> TASK STATEMENT
Copy every line of the data that includes the string "student".

Data records

──────

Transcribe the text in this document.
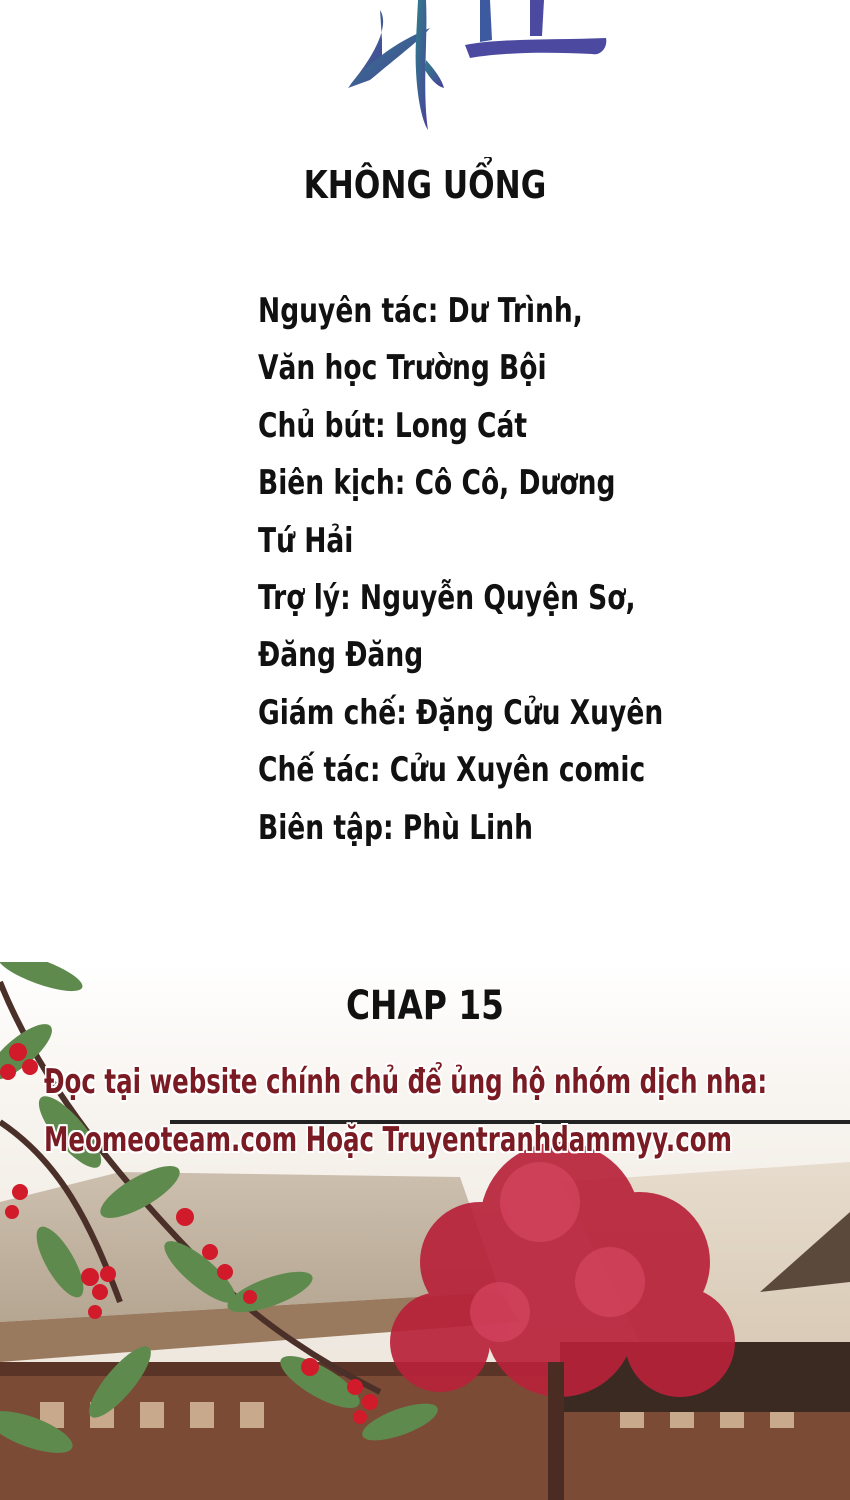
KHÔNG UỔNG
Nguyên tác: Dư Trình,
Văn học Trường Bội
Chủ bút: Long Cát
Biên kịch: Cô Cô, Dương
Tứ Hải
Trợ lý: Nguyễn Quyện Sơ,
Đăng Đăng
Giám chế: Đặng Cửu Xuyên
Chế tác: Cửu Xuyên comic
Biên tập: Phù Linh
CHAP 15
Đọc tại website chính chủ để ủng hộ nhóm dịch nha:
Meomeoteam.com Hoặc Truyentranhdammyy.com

──────

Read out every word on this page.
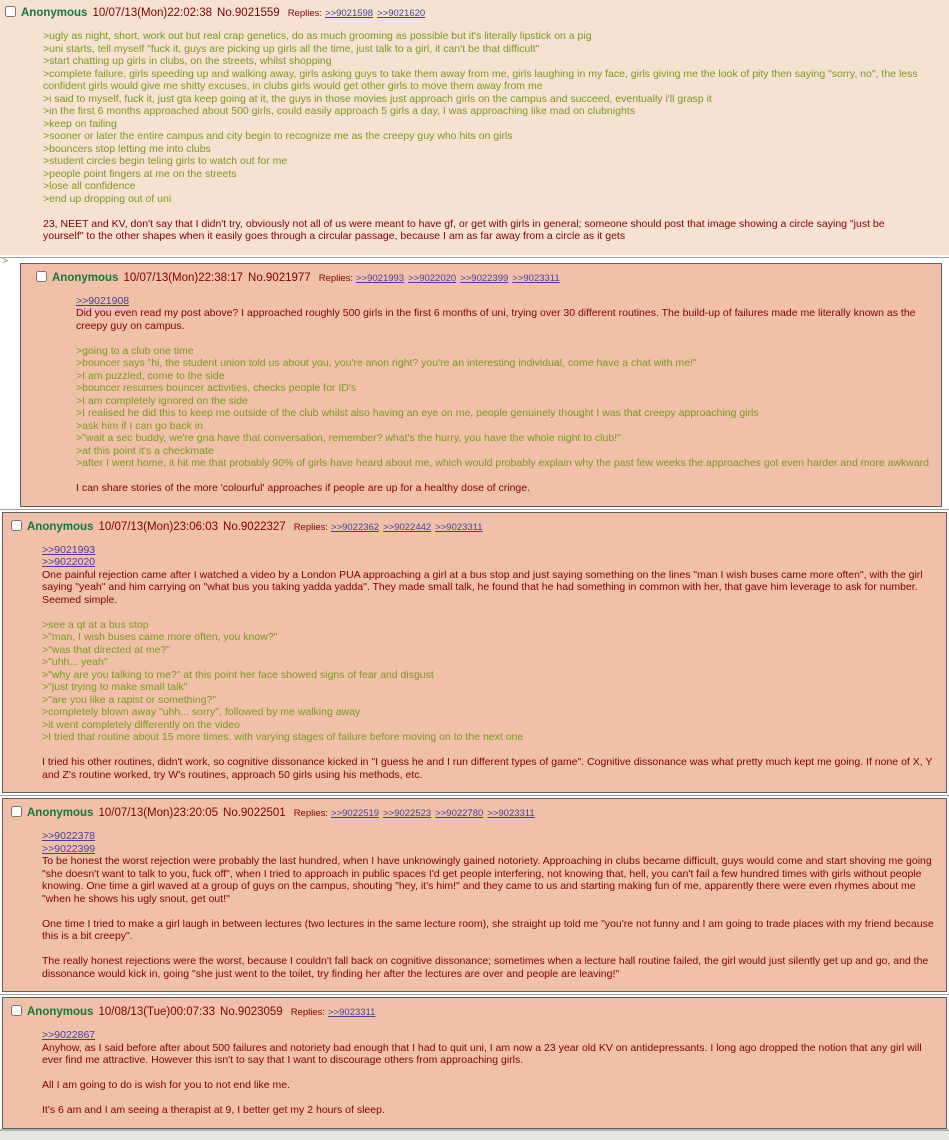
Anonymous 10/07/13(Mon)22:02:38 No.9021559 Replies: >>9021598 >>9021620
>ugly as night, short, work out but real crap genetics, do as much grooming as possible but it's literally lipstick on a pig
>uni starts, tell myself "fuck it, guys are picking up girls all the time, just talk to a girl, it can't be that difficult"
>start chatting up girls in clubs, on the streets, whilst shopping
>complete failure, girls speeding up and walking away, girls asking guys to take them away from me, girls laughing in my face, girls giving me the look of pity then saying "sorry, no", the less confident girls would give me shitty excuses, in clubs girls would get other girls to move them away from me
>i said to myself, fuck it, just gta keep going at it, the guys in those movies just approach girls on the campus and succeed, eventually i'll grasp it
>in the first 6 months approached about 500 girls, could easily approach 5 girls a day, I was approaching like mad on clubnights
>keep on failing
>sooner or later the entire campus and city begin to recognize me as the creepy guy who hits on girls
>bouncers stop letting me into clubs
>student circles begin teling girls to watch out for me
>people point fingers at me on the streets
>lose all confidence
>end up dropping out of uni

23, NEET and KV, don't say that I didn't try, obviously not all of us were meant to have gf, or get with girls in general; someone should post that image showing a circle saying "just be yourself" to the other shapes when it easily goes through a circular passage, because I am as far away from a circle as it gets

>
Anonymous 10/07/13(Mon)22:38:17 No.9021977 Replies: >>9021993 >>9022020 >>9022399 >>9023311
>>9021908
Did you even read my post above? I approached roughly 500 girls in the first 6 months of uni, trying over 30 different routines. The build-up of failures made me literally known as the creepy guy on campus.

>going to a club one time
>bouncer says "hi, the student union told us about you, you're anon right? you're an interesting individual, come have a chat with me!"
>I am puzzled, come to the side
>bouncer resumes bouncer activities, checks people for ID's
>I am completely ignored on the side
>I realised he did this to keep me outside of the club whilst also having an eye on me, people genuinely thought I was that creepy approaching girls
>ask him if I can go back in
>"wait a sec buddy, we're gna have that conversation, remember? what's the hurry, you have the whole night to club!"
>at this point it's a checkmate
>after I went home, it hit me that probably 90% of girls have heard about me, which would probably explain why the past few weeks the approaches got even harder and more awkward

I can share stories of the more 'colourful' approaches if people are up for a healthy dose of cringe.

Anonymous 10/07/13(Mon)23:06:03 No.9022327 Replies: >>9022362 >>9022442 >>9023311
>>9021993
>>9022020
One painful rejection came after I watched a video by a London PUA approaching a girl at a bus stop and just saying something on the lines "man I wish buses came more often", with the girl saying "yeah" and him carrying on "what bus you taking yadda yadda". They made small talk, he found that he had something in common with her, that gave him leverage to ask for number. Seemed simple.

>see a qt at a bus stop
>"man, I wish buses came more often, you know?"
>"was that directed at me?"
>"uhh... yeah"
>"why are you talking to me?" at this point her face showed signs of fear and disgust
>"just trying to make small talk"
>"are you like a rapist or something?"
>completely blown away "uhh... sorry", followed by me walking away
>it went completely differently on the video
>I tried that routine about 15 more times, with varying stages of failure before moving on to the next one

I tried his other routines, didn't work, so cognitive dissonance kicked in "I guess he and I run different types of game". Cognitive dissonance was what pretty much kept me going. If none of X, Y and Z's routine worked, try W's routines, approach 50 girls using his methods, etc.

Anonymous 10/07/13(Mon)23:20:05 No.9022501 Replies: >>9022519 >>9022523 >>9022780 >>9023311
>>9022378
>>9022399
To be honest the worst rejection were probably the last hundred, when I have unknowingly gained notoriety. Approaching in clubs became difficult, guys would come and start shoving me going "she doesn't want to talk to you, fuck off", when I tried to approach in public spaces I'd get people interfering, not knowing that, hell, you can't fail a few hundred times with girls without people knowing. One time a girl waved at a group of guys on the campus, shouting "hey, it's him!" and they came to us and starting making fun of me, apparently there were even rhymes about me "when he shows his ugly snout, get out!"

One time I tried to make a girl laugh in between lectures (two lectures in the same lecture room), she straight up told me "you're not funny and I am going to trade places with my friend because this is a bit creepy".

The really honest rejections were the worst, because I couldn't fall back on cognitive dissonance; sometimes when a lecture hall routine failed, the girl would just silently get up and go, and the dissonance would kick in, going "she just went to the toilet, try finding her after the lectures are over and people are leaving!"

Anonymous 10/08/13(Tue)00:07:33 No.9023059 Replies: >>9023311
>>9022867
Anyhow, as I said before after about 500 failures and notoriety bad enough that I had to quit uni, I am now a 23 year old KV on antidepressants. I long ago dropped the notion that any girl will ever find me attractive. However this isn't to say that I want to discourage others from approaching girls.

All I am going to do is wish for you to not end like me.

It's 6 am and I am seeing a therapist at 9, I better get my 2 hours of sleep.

──────

> TASK RESULT
>student circles begin teling girls to watch out for me
>bouncer says "hi, the student union told us about you, you're anon right? you're an interesting individual, come have a chat with me!"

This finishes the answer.